-------- Data for this exercise

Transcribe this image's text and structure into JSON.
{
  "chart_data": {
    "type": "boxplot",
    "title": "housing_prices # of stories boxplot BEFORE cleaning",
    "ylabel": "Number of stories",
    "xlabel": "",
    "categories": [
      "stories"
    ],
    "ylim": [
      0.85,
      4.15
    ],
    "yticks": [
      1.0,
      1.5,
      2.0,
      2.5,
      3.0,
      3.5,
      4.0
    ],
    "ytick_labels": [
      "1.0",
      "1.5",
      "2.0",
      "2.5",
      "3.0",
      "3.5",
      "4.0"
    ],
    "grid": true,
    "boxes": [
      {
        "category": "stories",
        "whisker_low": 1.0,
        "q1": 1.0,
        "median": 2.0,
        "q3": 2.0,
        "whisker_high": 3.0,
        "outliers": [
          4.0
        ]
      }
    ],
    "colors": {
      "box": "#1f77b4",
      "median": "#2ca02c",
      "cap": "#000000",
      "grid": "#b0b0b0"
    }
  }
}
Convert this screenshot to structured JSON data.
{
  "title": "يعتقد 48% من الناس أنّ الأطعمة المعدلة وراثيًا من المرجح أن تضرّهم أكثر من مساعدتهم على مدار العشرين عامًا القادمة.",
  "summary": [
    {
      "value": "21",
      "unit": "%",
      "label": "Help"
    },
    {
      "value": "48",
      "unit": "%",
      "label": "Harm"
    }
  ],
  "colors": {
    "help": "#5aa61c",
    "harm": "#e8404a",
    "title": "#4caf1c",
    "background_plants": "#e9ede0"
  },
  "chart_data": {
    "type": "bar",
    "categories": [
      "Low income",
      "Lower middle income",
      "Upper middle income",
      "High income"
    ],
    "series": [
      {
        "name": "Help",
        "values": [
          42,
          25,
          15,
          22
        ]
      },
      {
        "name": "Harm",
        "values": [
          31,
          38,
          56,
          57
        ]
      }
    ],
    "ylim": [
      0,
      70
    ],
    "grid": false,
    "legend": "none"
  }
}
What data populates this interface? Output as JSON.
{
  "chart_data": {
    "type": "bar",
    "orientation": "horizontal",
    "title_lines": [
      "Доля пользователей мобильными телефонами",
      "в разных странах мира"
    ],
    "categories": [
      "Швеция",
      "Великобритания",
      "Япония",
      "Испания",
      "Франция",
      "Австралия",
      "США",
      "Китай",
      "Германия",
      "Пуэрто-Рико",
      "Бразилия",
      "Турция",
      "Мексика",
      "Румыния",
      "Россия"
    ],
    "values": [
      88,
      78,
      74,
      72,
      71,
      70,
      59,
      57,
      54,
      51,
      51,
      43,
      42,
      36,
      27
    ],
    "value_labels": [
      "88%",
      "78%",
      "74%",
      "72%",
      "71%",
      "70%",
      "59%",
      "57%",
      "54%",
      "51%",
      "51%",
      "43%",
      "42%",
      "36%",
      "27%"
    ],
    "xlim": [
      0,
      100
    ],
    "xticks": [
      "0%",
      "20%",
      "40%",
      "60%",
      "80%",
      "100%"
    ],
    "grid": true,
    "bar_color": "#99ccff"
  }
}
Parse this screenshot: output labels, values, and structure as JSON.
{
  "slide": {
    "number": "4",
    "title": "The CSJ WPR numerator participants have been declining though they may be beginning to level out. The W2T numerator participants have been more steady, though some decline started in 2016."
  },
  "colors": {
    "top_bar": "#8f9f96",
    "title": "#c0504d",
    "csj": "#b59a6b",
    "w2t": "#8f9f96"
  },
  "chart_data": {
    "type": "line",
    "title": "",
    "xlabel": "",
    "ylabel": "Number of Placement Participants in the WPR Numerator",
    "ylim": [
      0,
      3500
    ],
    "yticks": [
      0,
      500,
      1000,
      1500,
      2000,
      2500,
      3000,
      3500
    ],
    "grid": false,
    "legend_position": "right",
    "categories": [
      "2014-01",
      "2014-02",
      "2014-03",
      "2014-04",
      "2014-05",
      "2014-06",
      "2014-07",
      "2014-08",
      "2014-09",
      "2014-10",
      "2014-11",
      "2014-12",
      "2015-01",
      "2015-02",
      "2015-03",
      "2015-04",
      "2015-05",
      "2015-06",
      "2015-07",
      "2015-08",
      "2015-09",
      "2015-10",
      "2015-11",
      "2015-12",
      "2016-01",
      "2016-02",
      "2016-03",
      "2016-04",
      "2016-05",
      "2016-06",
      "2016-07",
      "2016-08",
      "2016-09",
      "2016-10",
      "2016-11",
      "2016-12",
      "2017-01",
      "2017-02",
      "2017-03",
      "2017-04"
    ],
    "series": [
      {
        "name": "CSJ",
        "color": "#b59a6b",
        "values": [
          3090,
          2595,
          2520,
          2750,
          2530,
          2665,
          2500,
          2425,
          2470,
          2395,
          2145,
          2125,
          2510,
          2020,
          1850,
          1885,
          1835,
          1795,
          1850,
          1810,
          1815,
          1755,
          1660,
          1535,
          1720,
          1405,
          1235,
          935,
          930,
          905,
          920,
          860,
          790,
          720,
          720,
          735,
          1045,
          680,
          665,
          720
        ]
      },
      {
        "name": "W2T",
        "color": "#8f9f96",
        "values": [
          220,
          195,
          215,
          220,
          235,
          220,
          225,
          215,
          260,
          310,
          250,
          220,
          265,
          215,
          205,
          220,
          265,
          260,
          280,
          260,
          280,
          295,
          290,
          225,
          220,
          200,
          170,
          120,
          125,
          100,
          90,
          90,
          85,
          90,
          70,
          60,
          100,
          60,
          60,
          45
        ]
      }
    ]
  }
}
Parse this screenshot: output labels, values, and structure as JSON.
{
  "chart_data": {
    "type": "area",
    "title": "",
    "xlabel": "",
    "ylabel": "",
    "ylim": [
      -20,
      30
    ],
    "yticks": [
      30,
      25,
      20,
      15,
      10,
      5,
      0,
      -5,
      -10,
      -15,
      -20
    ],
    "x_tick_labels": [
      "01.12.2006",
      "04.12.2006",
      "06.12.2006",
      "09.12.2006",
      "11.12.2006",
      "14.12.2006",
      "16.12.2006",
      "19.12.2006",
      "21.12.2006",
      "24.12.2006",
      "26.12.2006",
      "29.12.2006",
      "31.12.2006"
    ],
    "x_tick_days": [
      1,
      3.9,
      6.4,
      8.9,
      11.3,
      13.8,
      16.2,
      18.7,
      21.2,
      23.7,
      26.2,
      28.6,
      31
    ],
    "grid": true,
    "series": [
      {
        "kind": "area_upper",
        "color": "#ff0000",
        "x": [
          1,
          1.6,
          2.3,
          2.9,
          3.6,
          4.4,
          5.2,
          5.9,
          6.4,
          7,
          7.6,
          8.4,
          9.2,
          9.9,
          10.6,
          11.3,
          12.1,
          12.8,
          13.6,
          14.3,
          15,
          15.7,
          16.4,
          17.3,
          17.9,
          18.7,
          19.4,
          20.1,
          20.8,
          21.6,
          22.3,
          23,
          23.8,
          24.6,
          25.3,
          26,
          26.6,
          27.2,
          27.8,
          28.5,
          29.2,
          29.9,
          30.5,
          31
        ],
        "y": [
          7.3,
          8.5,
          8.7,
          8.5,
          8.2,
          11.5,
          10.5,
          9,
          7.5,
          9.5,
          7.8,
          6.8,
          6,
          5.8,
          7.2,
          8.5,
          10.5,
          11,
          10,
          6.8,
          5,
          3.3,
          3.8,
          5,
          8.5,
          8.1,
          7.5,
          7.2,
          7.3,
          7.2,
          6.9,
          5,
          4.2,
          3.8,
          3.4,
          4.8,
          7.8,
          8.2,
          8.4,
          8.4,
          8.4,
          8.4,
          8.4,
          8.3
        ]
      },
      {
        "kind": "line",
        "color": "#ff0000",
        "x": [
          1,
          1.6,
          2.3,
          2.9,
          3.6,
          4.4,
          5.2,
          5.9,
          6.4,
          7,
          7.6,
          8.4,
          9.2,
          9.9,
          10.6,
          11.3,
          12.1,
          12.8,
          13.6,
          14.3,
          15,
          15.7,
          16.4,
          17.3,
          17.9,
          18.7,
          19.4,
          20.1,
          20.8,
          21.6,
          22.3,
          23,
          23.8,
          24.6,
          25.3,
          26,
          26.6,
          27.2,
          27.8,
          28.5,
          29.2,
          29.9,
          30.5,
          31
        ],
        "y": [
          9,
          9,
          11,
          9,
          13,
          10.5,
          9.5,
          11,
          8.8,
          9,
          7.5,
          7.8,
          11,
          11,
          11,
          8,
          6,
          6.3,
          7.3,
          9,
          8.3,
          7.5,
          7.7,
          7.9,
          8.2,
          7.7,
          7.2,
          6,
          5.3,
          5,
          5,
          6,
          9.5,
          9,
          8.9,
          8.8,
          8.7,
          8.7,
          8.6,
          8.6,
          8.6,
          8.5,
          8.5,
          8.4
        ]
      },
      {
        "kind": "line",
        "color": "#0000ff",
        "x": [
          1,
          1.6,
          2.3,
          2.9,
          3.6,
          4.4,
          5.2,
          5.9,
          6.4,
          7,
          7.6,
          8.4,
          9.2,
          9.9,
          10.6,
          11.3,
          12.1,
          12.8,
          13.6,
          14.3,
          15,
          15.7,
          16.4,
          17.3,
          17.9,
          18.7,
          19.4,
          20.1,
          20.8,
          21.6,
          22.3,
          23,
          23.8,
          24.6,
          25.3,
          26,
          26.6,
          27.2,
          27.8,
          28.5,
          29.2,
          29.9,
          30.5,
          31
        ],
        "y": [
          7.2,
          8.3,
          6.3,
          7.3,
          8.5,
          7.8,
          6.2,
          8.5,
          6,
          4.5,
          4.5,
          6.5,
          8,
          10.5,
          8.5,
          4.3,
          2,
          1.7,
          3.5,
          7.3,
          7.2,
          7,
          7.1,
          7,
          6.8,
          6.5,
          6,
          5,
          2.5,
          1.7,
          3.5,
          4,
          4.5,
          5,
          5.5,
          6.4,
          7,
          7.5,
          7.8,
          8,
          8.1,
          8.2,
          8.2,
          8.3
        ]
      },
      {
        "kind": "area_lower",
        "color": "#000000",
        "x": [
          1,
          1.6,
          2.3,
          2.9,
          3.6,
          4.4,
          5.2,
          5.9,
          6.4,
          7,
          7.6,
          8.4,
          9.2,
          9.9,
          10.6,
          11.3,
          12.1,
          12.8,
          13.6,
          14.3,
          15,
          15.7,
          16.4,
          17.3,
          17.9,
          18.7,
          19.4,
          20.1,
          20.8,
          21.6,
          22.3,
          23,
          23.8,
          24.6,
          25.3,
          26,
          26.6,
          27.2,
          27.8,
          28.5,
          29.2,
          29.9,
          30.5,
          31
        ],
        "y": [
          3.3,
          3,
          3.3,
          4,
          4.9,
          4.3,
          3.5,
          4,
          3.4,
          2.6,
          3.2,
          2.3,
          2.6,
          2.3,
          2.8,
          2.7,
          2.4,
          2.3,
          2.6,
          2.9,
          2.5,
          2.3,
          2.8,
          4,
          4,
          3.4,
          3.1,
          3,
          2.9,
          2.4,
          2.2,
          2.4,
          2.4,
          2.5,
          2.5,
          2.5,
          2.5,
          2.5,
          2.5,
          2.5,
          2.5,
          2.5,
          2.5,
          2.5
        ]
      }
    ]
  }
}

----------------

Check the data for the word "stories" and pull out the lines that have it.

    "title": "housing_prices # of stories boxplot BEFORE cleaning",
    "ylabel": "Number of stories",
      "stories"
        "category": "stories",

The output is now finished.